--- STATED GOAL ---
Word for word, transcribe the lines below and drop the pictures.

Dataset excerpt

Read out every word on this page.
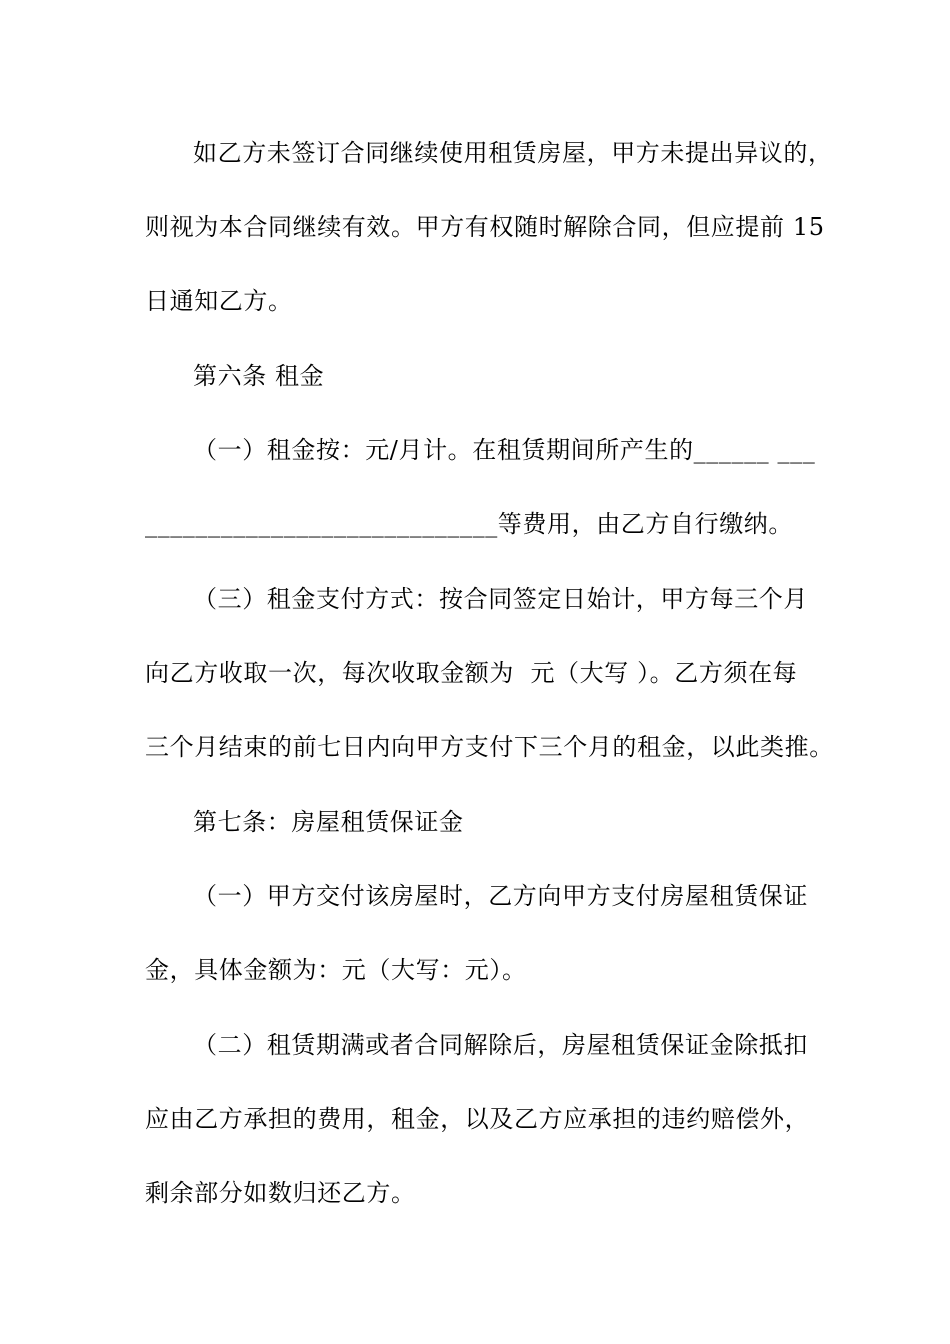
如乙方未签订合同继续使用租赁房屋，甲方未提出异议的，
则视为本合同继续有效。甲方有权随时解除合同，但应提前 15
日通知乙方。
第六条 租金
（一）租金按：元/月计。在租赁期间所产生的______ ___
____________________________等费用，由乙方自行缴纳。
（三）租金支付方式：按合同签定日始计，甲方每三个月
向乙方收取一次，每次收取金额为  元（大写 ）。乙方须在每
三个月结束的前七日内向甲方支付下三个月的租金，以此类推。
第七条：房屋租赁保证金
（一）甲方交付该房屋时，乙方向甲方支付房屋租赁保证
金，具体金额为：元（大写：元）。
（二）租赁期满或者合同解除后，房屋租赁保证金除抵扣
应由乙方承担的费用，租金，以及乙方应承担的违约赔偿外，
剩余部分如数归还乙方。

--- EXPECTED ANSWER ---
Read out every word on this page.
如乙方未签订合同继续使用租赁房屋，甲方未提出异议的，
则视为本合同继续有效。甲方有权随时解除合同，但应提前 15
日通知乙方。
第六条 租金
（一）租金按：元/月计。在租赁期间所产生的______ ___
____________________________等费用，由乙方自行缴纳。
（三）租金支付方式：按合同签定日始计，甲方每三个月
向乙方收取一次，每次收取金额为  元（大写 ）。乙方须在每
三个月结束的前七日内向甲方支付下三个月的租金，以此类推。
第七条：房屋租赁保证金
（一）甲方交付该房屋时，乙方向甲方支付房屋租赁保证
金，具体金额为：元（大写：元）。
（二）租赁期满或者合同解除后，房屋租赁保证金除抵扣
应由乙方承担的费用，租金，以及乙方应承担的违约赔偿外，
剩余部分如数归还乙方。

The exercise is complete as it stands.